** begin THE DATA **

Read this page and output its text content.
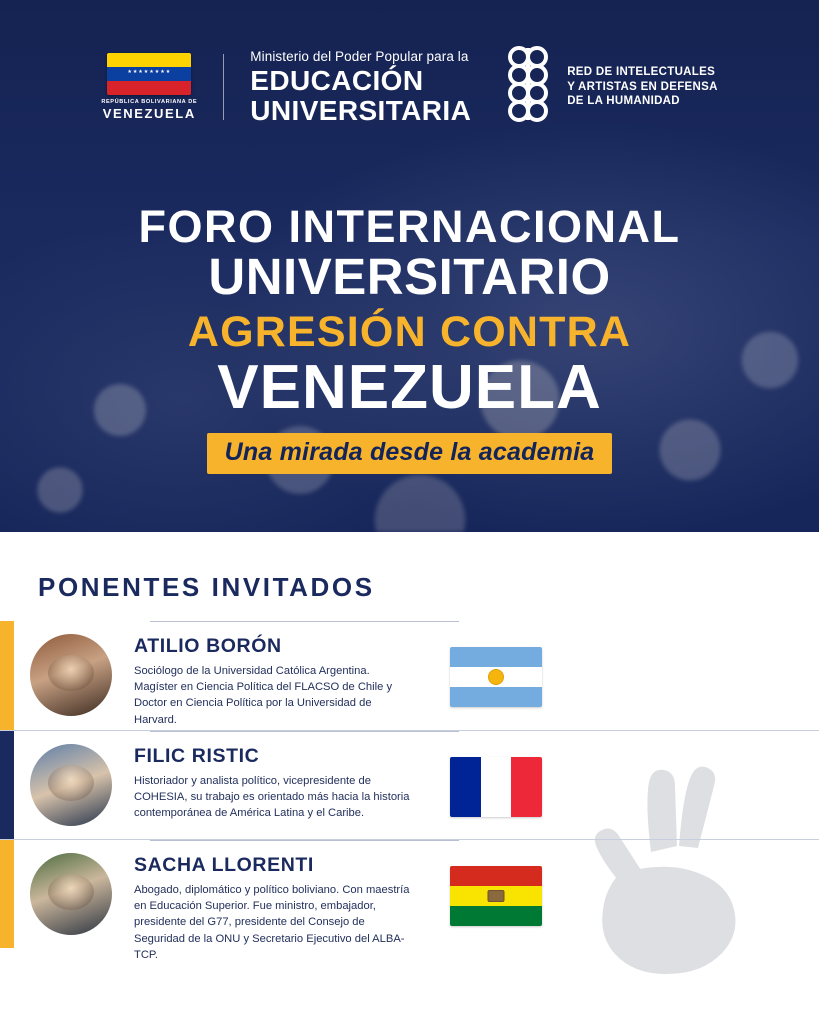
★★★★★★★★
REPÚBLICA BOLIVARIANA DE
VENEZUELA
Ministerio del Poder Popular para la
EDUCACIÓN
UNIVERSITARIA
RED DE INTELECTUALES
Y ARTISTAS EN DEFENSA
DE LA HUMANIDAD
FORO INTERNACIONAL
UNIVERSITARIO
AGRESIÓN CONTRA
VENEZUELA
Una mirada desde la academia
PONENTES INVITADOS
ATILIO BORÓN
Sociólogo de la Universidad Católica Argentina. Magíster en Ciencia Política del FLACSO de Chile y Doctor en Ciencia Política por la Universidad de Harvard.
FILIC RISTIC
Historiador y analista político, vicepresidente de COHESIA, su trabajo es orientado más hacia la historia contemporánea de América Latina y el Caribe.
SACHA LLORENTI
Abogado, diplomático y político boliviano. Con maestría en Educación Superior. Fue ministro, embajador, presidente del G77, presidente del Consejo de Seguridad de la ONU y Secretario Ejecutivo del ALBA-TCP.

** end THE DATA **

▸ **PROBLEM**
Set down every record once more, word for word, without pictures.

▸ **ANSWER TO THIS TASK**
Read this page and output its text content.
★★★★★★★★
REPÚBLICA BOLIVARIANA DE
VENEZUELA
Ministerio del Poder Popular para la
EDUCACIÓN
UNIVERSITARIA
RED DE INTELECTUALES
Y ARTISTAS EN DEFENSA
DE LA HUMANIDAD
FORO INTERNACIONAL
UNIVERSITARIO
AGRESIÓN CONTRA
VENEZUELA
Una mirada desde la academia
PONENTES INVITADOS
ATILIO BORÓN
Sociólogo de la Universidad Católica Argentina. Magíster en Ciencia Política del FLACSO de Chile y Doctor en Ciencia Política por la Universidad de Harvard.
FILIC RISTIC
Historiador y analista político, vicepresidente de COHESIA, su trabajo es orientado más hacia la historia contemporánea de América Latina y el Caribe.
SACHA LLORENTI
Abogado, diplomático y político boliviano. Con maestría en Educación Superior. Fue ministro, embajador, presidente del G77, presidente del Consejo de Seguridad de la ONU y Secretario Ejecutivo del ALBA-TCP.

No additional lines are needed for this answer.